The “bank of mum and dad” may be called upon for more help in the new year, as aspiring first-time buyers deal with a double whammy of higher mortgage rates and surging rental costs while they try to save.
But for those buyers who are able to make the jump onto the property ladder next year, there may also be some opportunities.
They may find they have more bargaining power, a wider choice of properties and perhaps sellers more willing to consider lower offers.
Some who have put their home ownership plans on hold may be weighing up their options over the festive season.
Simon Gammon, managing partner at mortgage broker Knight Frank Finance, said it may help first-time buyers if they are able to build a bigger deposit.
Mr Gammon told the PA news agency: “If you can save in this type of environment, you can put down a bigger deposit, maybe rely on parents or grandparents to create more of a deposit, then that will help you get, one, more mortgage options, and two, a lower rate, so it’s a double win.”
He continued: “I think the most proactive thing you can do right now is work on your deposit, as much as that’s painful with all the other costs going on.
“But the bigger the deposit, the better your options when it comes to a mortgage.”
He added that first-time buyers may also be able to use their chain-free status to pick up a deal, at a time when there is generally more caution surrounding the housing market.
Looking at the rental market, Mr Gammon said many buy-to-let investors will have taken out a mortgage at a time when interest rates were much lower.
He added that, with renters also dealing with their own rising costs from a variety of bills, “there is going to be a little battle at play between landlords wanting to pass on some of their increased costs versus what they can actually get.
“Because they won’t want to price themselves out of the market.”
He added: “It’s possible that there will be some landlords, probably ‘accidental’ landlords, those that didn’t sell their old house when they moved or something like that, that will say: ‘Well this doesn’t work for me any more, all of the tax changes over the last few years has meant it’s become less and less profitable.’”
But he added that many buy-to-let investors are focused on the long term.
“You do have a lot of landlords that want to have a house for their children in the future or it’s part of their retirement planning,” he said.

Excerpted records —
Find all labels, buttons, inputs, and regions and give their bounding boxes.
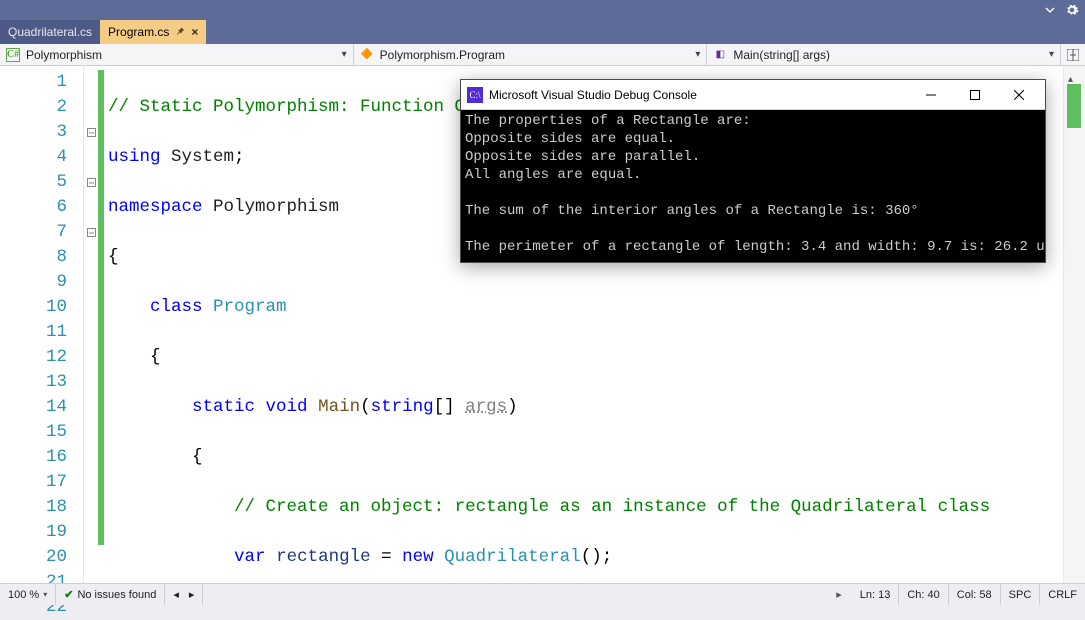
- line-number: 13: [0, 370, 75, 395]
- code-text: void: [266, 397, 308, 417]
- dropdown-caret-icon[interactable]: [1045, 5, 1055, 15]
- status-text: 100 %: [8, 589, 39, 601]
- line-number: 17: [0, 470, 75, 495]
- code-text: string: [371, 397, 434, 417]
- checkmark-icon: ✔: [64, 588, 73, 601]
- caret-line[interactable]: Ln: 13: [852, 584, 900, 605]
- line-number: 5: [0, 170, 75, 195]
- issues-indicator[interactable]: ✔ No issues found: [56, 584, 165, 605]
- minimize-button[interactable]: [909, 81, 953, 109]
- chevron-down-icon: ▾: [342, 49, 347, 60]
- line-number: 10: [0, 295, 75, 320]
- debug-console-window[interactable]: C:\ Microsoft Visual Studio Debug Consol…: [460, 79, 1046, 263]
- line-number: 2: [0, 95, 75, 120]
- line-number: 1: [0, 70, 75, 95]
- code-text: using: [108, 147, 161, 167]
- fold-toggle[interactable]: [87, 178, 96, 187]
- status-bar: 100 % ▾ ✔ No issues found ◂ ▸ ▸ Ln: 13 C…: [0, 583, 1085, 605]
- chevron-down-icon: ▾: [1049, 49, 1054, 60]
- fold-toggle[interactable]: [87, 128, 96, 137]
- chevron-down-icon: ▾: [43, 590, 47, 599]
- nav-class-scope[interactable]: 🔶 Polymorphism.Program ▾: [354, 44, 708, 65]
- code-text: class: [150, 297, 203, 317]
- code-text: namespace: [108, 197, 203, 217]
- console-title: Microsoft Visual Studio Debug Console: [489, 88, 909, 102]
- fold-toggle[interactable]: [87, 228, 96, 237]
- line-ending[interactable]: CRLF: [1040, 584, 1085, 605]
- console-titlebar[interactable]: C:\ Microsoft Visual Studio Debug Consol…: [461, 80, 1045, 110]
- class-icon: 🔶: [360, 48, 374, 62]
- code-text: new: [402, 547, 434, 567]
- nav-label: Main(string[] args): [733, 48, 830, 62]
- line-number: 9: [0, 270, 75, 295]
- indent-mode[interactable]: SPC: [1001, 584, 1041, 605]
- line-number: 15: [0, 420, 75, 445]
- code-text: Quadrilateral: [444, 547, 581, 567]
- prev-issue-icon[interactable]: ◂: [173, 588, 179, 601]
- tab-label: Quadrilateral.cs: [8, 25, 92, 39]
- navigation-bar: C# Polymorphism ▾ 🔶 Polymorphism.Program…: [0, 44, 1085, 66]
- line-number: 8: [0, 245, 75, 270]
- nav-member-scope[interactable]: ◧ Main(string[] args) ▾: [707, 44, 1061, 65]
- line-number: 16: [0, 445, 75, 470]
- code-text: static: [192, 397, 255, 417]
- code-text: var: [234, 547, 266, 567]
- code-text: // Create an object: rectangle as an ins…: [234, 497, 990, 517]
- status-text: No issues found: [77, 589, 156, 601]
- line-number: 20: [0, 545, 75, 570]
- caret-char[interactable]: Ch: 40: [899, 584, 948, 605]
- tab-quadrilateral[interactable]: Quadrilateral.cs: [0, 20, 100, 44]
- nav-label: Polymorphism: [26, 48, 102, 62]
- status-text: SPC: [1009, 589, 1032, 601]
- line-number: 12: [0, 345, 75, 370]
- code-text: Program: [213, 297, 287, 317]
- status-text: Col: 58: [957, 589, 992, 601]
- nav-label: Polymorphism.Program: [380, 48, 505, 62]
- settings-gear-icon[interactable]: [1065, 3, 1079, 17]
- code-text: rectangle: [276, 547, 371, 567]
- tab-program[interactable]: Program.cs ×: [100, 20, 206, 44]
- line-number-gutter: 1 2 3 4 5 6 7 8 9 10 11 12 13 14 15 16 1…: [0, 66, 84, 583]
- diagnostic-nav[interactable]: ◂ ▸: [165, 584, 203, 605]
- csharp-project-icon: C#: [6, 48, 20, 62]
- line-number: 3: [0, 120, 75, 145]
- outline-fold-column: [84, 66, 98, 583]
- maximize-button[interactable]: [953, 81, 997, 109]
- caret-col[interactable]: Col: 58: [949, 584, 1001, 605]
- scroll-marker-bar[interactable]: ▴: [1063, 66, 1085, 583]
- line-number: 6: [0, 195, 75, 220]
- line-number: 4: [0, 145, 75, 170]
- scroll-arrow-icon[interactable]: ▸: [826, 588, 852, 601]
- close-tab-icon[interactable]: ×: [191, 25, 198, 39]
- nav-project-scope[interactable]: C# Polymorphism ▾: [0, 44, 354, 65]
- code-text: Main: [318, 397, 360, 417]
- line-number: 14: [0, 395, 75, 420]
- window-top-bar: [0, 0, 1085, 20]
- console-output: The properties of a Rectangle are: Oppos…: [461, 110, 1045, 262]
- split-icon: [1067, 49, 1079, 61]
- document-tabs: Quadrilateral.cs Program.cs ×: [0, 20, 1085, 44]
- pin-icon[interactable]: [175, 25, 185, 39]
- code-text: Polymorphism: [213, 197, 339, 217]
- chevron-down-icon: ▾: [695, 49, 700, 60]
- status-text: CRLF: [1048, 589, 1077, 601]
- close-button[interactable]: [997, 81, 1041, 109]
- code-text: System: [171, 147, 234, 167]
- split-editor-button[interactable]: [1061, 44, 1085, 65]
- line-number: 18: [0, 495, 75, 520]
- next-issue-icon[interactable]: ▸: [189, 588, 195, 601]
- code-text: args: [465, 397, 507, 417]
- line-number: 19: [0, 520, 75, 545]
- zoom-level[interactable]: 100 % ▾: [0, 584, 56, 605]
- console-app-icon: C:\: [467, 87, 483, 103]
- method-icon: ◧: [713, 48, 727, 62]
- tab-label: Program.cs: [108, 25, 169, 39]
- line-number: 11: [0, 320, 75, 345]
- line-number: 7: [0, 220, 75, 245]
- status-text: Ch: 40: [907, 589, 939, 601]
- status-text: Ln: 13: [860, 589, 891, 601]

Task instructions — Extend the article on first-time buyers facing higher mortgage rates and rents, starting after its last sentence.

Answer to the problem —
“So even if they’ve got to find more money to support this property ownership it doesn’t take away from the longer term reasons for owning it.”
Richard Donnell, executive director at Zoopla, said: “Rents are expected to rise further in 2023, adding to the impetus to buy, although raising a deposit will remain the biggest challenge for first-time buyers as the best mortgage rates will be for lower loan-to-value mortgages.”
Rightmove’s property expert Tim Bannister said an immediate drop in demand in the first-time buyer sector was seen following the mini-budget, as mortgage rates jumped.
A string of Bank of England base rate hikes have taken place over the past year, with the most recent seeing the base rate jump from 3% to 3.5% in December.
Mr Bannister said: “First-time buyers are often stretching themselves to the absolute maximum in order to get onto the ladder, and those who were in the earlier stages of their moving journey suddenly faced much higher monthly repayments and very quickly had to reassess their circumstances.
“Heading into the new year, the signs are that things are starting to settle, which should give those looking to purchase their first home more confidence.”
Mr Bannister continued: “However, first-time buyers still face the challenges of being able to borrow enough for the home that they want, and saving up for their deposit.
“A 10% deposit on an average first-time buyer type property is now £22,169.
“Some first-time buyers in the new year may head to the bank of mum and dad for help, or further help, to increase the size of their deposit and therefore bring their monthly repayments down to a more affordable level.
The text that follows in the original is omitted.